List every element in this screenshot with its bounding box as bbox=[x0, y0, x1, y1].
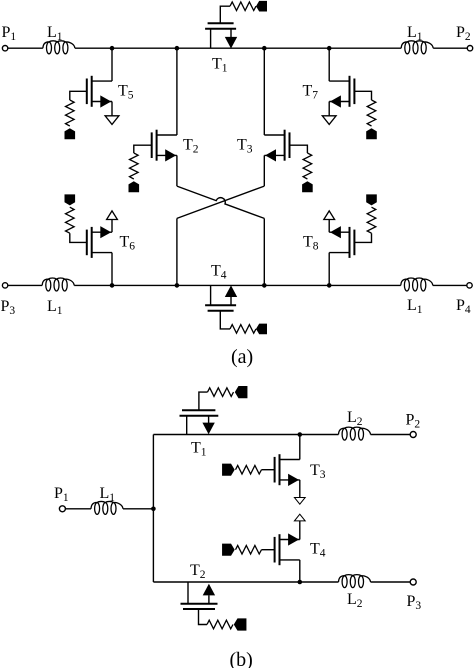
ground T7 bbox=[322, 116, 336, 125]
wire T4 gate lead bbox=[220, 311, 230, 329]
svg-text:T4: T4 bbox=[211, 263, 227, 282]
wire T2 source down bbox=[176, 155, 178, 186]
wire T7 gate lead bbox=[354, 91, 371, 100]
wire T2 gate lead part-b bbox=[199, 609, 208, 625]
svg-text:T1: T1 bbox=[212, 56, 228, 75]
wire T3 source down bbox=[263, 155, 265, 186]
bias terminal T1 part-b bbox=[235, 386, 248, 398]
transistor T1 bbox=[205, 23, 237, 48]
resistor T8 gate bias bbox=[367, 207, 376, 233]
resistor T2 gate bias bbox=[130, 153, 139, 179]
inductor L1 top-left bbox=[43, 41, 75, 54]
svg-text:(b): (b) bbox=[230, 649, 253, 668]
bias terminal T2 part-b bbox=[234, 618, 247, 630]
svg-text:P3: P3 bbox=[407, 593, 422, 612]
up terminal T6 bbox=[107, 211, 118, 220]
up terminal T4 part-b bbox=[294, 514, 305, 521]
transistor T1 part-b bbox=[180, 410, 219, 434]
inductor L1 bottom-left bbox=[42, 278, 74, 291]
port P3 bbox=[2, 283, 7, 288]
transistor T7 bbox=[329, 76, 354, 108]
svg-text:P1: P1 bbox=[2, 24, 17, 43]
wire cross-couple T3 source to left node bbox=[177, 186, 264, 218]
wire P1 to L1 bbox=[8, 47, 43, 49]
wire T4 source up part-b bbox=[299, 521, 301, 540]
wire left trunk part-b bbox=[152, 435, 154, 583]
junction bottom rail at T6 drain bbox=[110, 283, 115, 288]
svg-text:P2: P2 bbox=[456, 24, 471, 43]
bias terminal T3 part-b bbox=[222, 464, 235, 476]
wire T4 drain to bottom rail part-b bbox=[299, 560, 301, 582]
wire L1 to P2 bbox=[433, 47, 467, 49]
bias terminal T5 bbox=[65, 128, 76, 139]
bias terminal T4 part-b bbox=[222, 544, 235, 556]
wire T3 drain to top rail part-b bbox=[299, 435, 301, 460]
svg-text:T8: T8 bbox=[303, 234, 319, 253]
wire T3 gate lead bbox=[290, 145, 308, 153]
wire T2 drain to top rail bbox=[176, 48, 178, 135]
wire bottom rail bbox=[74, 284, 401, 286]
svg-text:L1: L1 bbox=[407, 24, 423, 43]
wire L2 to P2 part-b bbox=[371, 434, 411, 436]
transistor T6 bbox=[87, 226, 112, 258]
svg-text:L1: L1 bbox=[407, 297, 423, 316]
wire L2 to P3 part-b bbox=[371, 581, 411, 583]
bias terminal T7 bbox=[366, 128, 377, 139]
wire T5 gate lead bbox=[70, 91, 87, 100]
ground T3 part-b bbox=[294, 498, 305, 505]
svg-text:L1: L1 bbox=[100, 485, 116, 504]
resistor T1 gate bias bbox=[230, 2, 256, 11]
transistor T2 part-b bbox=[181, 582, 218, 609]
wire T6 source up bbox=[111, 220, 113, 233]
svg-text:(a): (a) bbox=[231, 346, 253, 368]
resistor T1 gate bias part-b bbox=[208, 388, 234, 397]
port P3 part-b bbox=[410, 579, 416, 585]
junction bottom rail part-b bbox=[298, 580, 303, 585]
wire bottom rail part-b bbox=[153, 581, 338, 583]
port P4 bbox=[467, 283, 472, 288]
svg-text:P2: P2 bbox=[406, 412, 421, 431]
inductor L2 top part-b bbox=[339, 427, 371, 440]
transistor T4 bbox=[205, 285, 237, 310]
wire T5 drain to top rail bbox=[111, 48, 113, 81]
wire T3 gate lead part-b bbox=[262, 469, 275, 471]
wire T1 gate lead part-b bbox=[199, 392, 208, 410]
wire left cross node down to bottom rail bbox=[176, 218, 178, 285]
wire T5 source down bbox=[111, 102, 113, 116]
wire P3 to L1 bbox=[8, 284, 42, 286]
wire T3 source down part-b bbox=[299, 480, 301, 498]
up terminal T8 bbox=[324, 211, 335, 220]
transistor T3 part-b bbox=[275, 454, 300, 486]
wire top rail bbox=[75, 47, 401, 49]
svg-text:T5: T5 bbox=[118, 83, 134, 102]
bias terminal T4 bbox=[256, 324, 267, 335]
junction top rail at T2 drain bbox=[175, 46, 180, 51]
inductor L1 part-b bbox=[91, 501, 123, 514]
svg-text:T6: T6 bbox=[120, 234, 136, 253]
port P2 bbox=[467, 46, 472, 51]
svg-text:T2: T2 bbox=[190, 562, 206, 581]
svg-text:T1: T1 bbox=[191, 440, 207, 459]
wire T6 gate lead bbox=[70, 233, 87, 242]
resistor T2 gate bias part-b bbox=[207, 620, 233, 629]
wire right cross node down to bottom rail bbox=[263, 218, 265, 285]
wire L1 to trunk part-b bbox=[123, 508, 153, 510]
svg-text:L2: L2 bbox=[347, 591, 363, 610]
wire T7 drain to top rail bbox=[328, 48, 330, 81]
junction top rail at T3 drain bbox=[262, 46, 267, 51]
port P1 part-b bbox=[59, 506, 65, 512]
junction bottom rail at T8 drain bbox=[327, 283, 332, 288]
inductor L1 top-right bbox=[401, 41, 433, 54]
resistor T5 gate bias bbox=[66, 100, 75, 126]
wire T8 source up bbox=[328, 220, 330, 233]
ground T5 bbox=[105, 116, 119, 125]
svg-text:P1: P1 bbox=[54, 485, 69, 504]
resistor T4 gate bias part-b bbox=[236, 545, 262, 554]
resistor T3 gate bias bbox=[303, 153, 312, 179]
resistor T4 gate bias bbox=[230, 325, 256, 334]
resistor T3 gate bias part-b bbox=[236, 465, 262, 474]
transistor T3 bbox=[264, 130, 289, 162]
svg-text:T4: T4 bbox=[310, 541, 326, 560]
junction top rail part-b bbox=[298, 432, 303, 437]
wire P1 to L1 part-b bbox=[65, 508, 91, 510]
svg-text:L2: L2 bbox=[347, 409, 363, 428]
junction trunk at P1 branch part-b bbox=[151, 507, 156, 512]
svg-text:P4: P4 bbox=[456, 297, 471, 316]
inductor L2 bottom part-b bbox=[339, 575, 371, 588]
wire T2 gate lead bbox=[134, 145, 152, 153]
bias terminal T2 bbox=[129, 181, 140, 192]
port P2 part-b bbox=[410, 432, 416, 438]
junction bottom rail right cross node bbox=[262, 283, 267, 288]
wire T8 drain to bottom rail bbox=[328, 253, 330, 286]
wire T4 gate lead part-b bbox=[262, 549, 275, 551]
wire T1 gate lead bbox=[220, 6, 230, 23]
svg-text:L1: L1 bbox=[47, 298, 63, 317]
svg-text:P3: P3 bbox=[1, 298, 16, 317]
transistor T2 bbox=[152, 130, 177, 162]
bias terminal T1 bbox=[256, 1, 267, 12]
wire T6 drain to bottom rail bbox=[111, 253, 113, 286]
transistor T4 part-b bbox=[275, 533, 300, 565]
junction top rail at T5 drain bbox=[110, 46, 115, 51]
transistor T8 bbox=[329, 226, 354, 258]
junction top rail at T7 drain bbox=[327, 46, 332, 51]
svg-text:L1: L1 bbox=[47, 24, 63, 43]
svg-text:T3: T3 bbox=[237, 137, 253, 156]
transistor T5 bbox=[87, 76, 112, 108]
bias terminal T6 bbox=[65, 194, 76, 205]
wire L1 to P4 bbox=[433, 284, 467, 286]
resistor T7 gate bias bbox=[367, 100, 376, 126]
svg-text:T3: T3 bbox=[310, 462, 326, 481]
inductor L1 bottom-right bbox=[401, 278, 433, 291]
bias terminal T8 bbox=[366, 194, 377, 205]
bias terminal T3 bbox=[302, 181, 313, 192]
resistor T6 gate bias bbox=[66, 207, 75, 233]
wire T8 gate lead bbox=[354, 233, 371, 242]
junction bottom rail left cross node bbox=[175, 283, 180, 288]
svg-text:T7: T7 bbox=[303, 83, 319, 102]
wire T3 drain to top rail bbox=[263, 48, 265, 135]
wire cross-couple T2 source to right node with hop bbox=[177, 186, 264, 218]
port P1 bbox=[2, 46, 7, 51]
wire top rail part-b bbox=[153, 434, 338, 436]
svg-text:T2: T2 bbox=[183, 137, 199, 156]
wire T7 source down bbox=[328, 102, 330, 116]
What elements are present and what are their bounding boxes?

(Task statement): Can you convert the rows above, from the one that contains "ground T7 bbox=[322, 116, 336, 125]" through the one that contains "transistor T2 part-b", both included, into a JSON list of strings with one string per line and blank lines left out?

(Output for this exercise):
[
  "ground T7 bbox=[322, 116, 336, 125]",
  "wire T4 gate lead bbox=[220, 311, 230, 329]",
  "svg-text:T4: T4 bbox=[211, 263, 227, 282]",
  "wire T2 source down bbox=[176, 155, 178, 186]",
  "wire T7 gate lead bbox=[354, 91, 371, 100]",
  "wire T2 gate lead part-b bbox=[199, 609, 208, 625]",
  "svg-text:T1: T1 bbox=[212, 56, 228, 75]",
  "wire T3 source down bbox=[263, 155, 265, 186]",
  "bias terminal T1 part-b bbox=[235, 386, 248, 398]",
  "transistor T1 bbox=[205, 23, 237, 48]",
  "resistor T8 gate bias bbox=[367, 207, 376, 233]",
  "resistor T2 gate bias bbox=[130, 153, 139, 179]",
  "inductor L1 top-left bbox=[43, 41, 75, 54]",
  "svg-text:(b): (b) bbox=[230, 649, 253, 668]",
  "bias terminal T2 part-b bbox=[234, 618, 247, 630]",
  "svg-text:P3: P3 bbox=[407, 593, 422, 612]",
  "up terminal T6 bbox=[107, 211, 118, 220]",
  "up terminal T4 part-b bbox=[294, 514, 305, 521]",
  "transistor T1 part-b bbox=[180, 410, 219, 434]",
  "inductor L1 bottom-left bbox=[42, 278, 74, 291]",
  "port P3 bbox=[2, 283, 7, 288]",
  "transistor T7 bbox=[329, 76, 354, 108]",
  "svg-text:P1: P1 bbox=[2, 24, 17, 43]",
  "wire cross-couple T3 source to left node bbox=[177, 186, 264, 218]",
  "wire P1 to L1 bbox=[8, 47, 43, 49]",
  "wire T4 source up part-b bbox=[299, 521, 301, 540]",
  "wire left trunk part-b bbox=[152, 435, 154, 583]",
  "junction bottom rail at T6 drain bbox=[110, 283, 115, 288]",
  "svg-text:P2: P2 bbox=[456, 24, 471, 43]",
  "bias terminal T3 part-b bbox=[222, 464, 235, 476]",
  "wire T4 drain to bottom rail part-b bbox=[299, 560, 301, 582]",
  "wire L1 to P2 bbox=[433, 47, 467, 49]",
  "bias terminal T5 bbox=[65, 128, 76, 139]",
  "bias terminal T4 part-b bbox=[222, 544, 235, 556]",
  "wire T3 drain to top rail part-b bbox=[299, 435, 301, 460]",
  "svg-text:T8: T8 bbox=[303, 234, 319, 253]",
  "wire T3 gate lead bbox=[290, 145, 308, 153]",
  "wire T2 drain to top rail bbox=[176, 48, 178, 135]",
  "wire bottom rail bbox=[74, 284, 401, 286]",
  "svg-text:L1: L1 bbox=[407, 24, 423, 43]",
  "wire L2 to P2 part-b bbox=[371, 434, 411, 436]",
  "transistor T6 bbox=[87, 226, 112, 258]",
  "svg-text:L1: L1 bbox=[407, 297, 423, 316]",
  "wire L2 to P3 part-b bbox=[371, 581, 411, 583]",
  "bias terminal T7 bbox=[366, 128, 377, 139]",
  "wire T5 gate lead bbox=[70, 91, 87, 100]",
  "ground T3 part-b bbox=[294, 498, 305, 505]",
  "svg-text:L1: L1 bbox=[100, 485, 116, 504]",
  "resistor T1 gate bias bbox=[230, 2, 256, 11]",
  "transistor T2 part-b bbox=[181, 582, 218, 609]"
]